## STATED EXERCISE
Give every line of the data again, unchanged, but with no pictures.

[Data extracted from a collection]
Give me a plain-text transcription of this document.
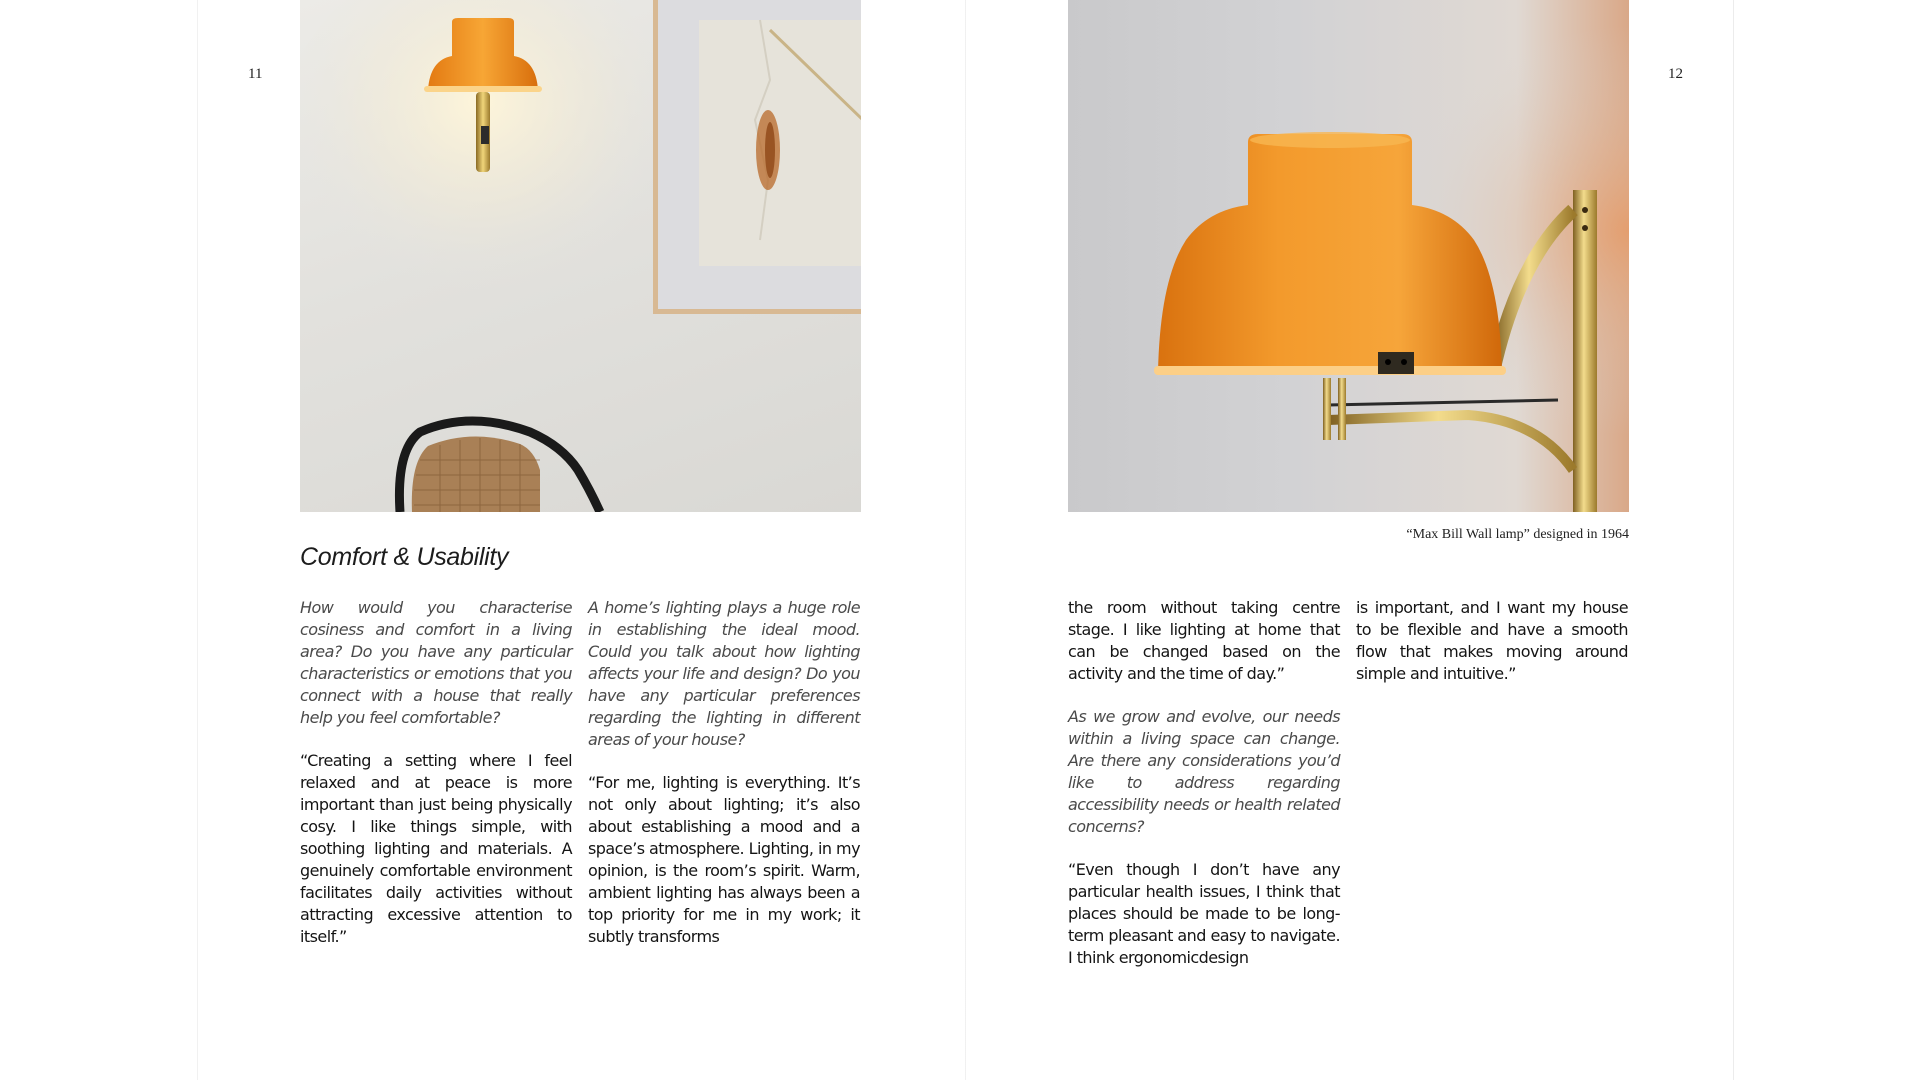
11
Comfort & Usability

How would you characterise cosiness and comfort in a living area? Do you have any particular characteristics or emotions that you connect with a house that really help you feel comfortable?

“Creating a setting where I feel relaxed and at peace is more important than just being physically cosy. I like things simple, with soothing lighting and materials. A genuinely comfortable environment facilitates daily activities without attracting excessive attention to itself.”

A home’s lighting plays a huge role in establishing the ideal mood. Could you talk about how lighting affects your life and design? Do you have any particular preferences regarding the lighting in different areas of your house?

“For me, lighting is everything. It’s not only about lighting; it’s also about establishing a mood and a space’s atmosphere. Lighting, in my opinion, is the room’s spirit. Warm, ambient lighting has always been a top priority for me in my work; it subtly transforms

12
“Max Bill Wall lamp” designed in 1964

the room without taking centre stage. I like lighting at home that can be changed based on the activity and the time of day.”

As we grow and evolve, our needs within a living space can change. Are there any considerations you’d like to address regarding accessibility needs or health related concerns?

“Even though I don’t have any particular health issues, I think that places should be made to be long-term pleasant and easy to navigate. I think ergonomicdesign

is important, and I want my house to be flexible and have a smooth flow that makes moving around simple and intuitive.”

## ANSWER TO THIS PROBLEM
Give me a plain-text transcription of this document.
11
Comfort & Usability

How would you characterise cosiness and comfort in a living area? Do you have any particular characteristics or emotions that you connect with a house that really help you feel comfortable?

“Creating a setting where I feel relaxed and at peace is more important than just being physically cosy. I like things simple, with soothing lighting and materials. A genuinely comfortable environment facilitates daily activities without attracting excessive attention to itself.”

A home’s lighting plays a huge role in establishing the ideal mood. Could you talk about how lighting affects your life and design? Do you have any particular preferences regarding the lighting in different areas of your house?

“For me, lighting is everything. It’s not only about lighting; it’s also about establishing a mood and a space’s atmosphere. Lighting, in my opinion, is the room’s spirit. Warm, ambient lighting has always been a top priority for me in my work; it subtly transforms

12
“Max Bill Wall lamp” designed in 1964

the room without taking centre stage. I like lighting at home that can be changed based on the activity and the time of day.”

As we grow and evolve, our needs within a living space can change. Are there any considerations you’d like to address regarding accessibility needs or health related concerns?

“Even though I don’t have any particular health issues, I think that places should be made to be long-term pleasant and easy to navigate. I think ergonomicdesign

is important, and I want my house to be flexible and have a smooth flow that makes moving around simple and intuitive.”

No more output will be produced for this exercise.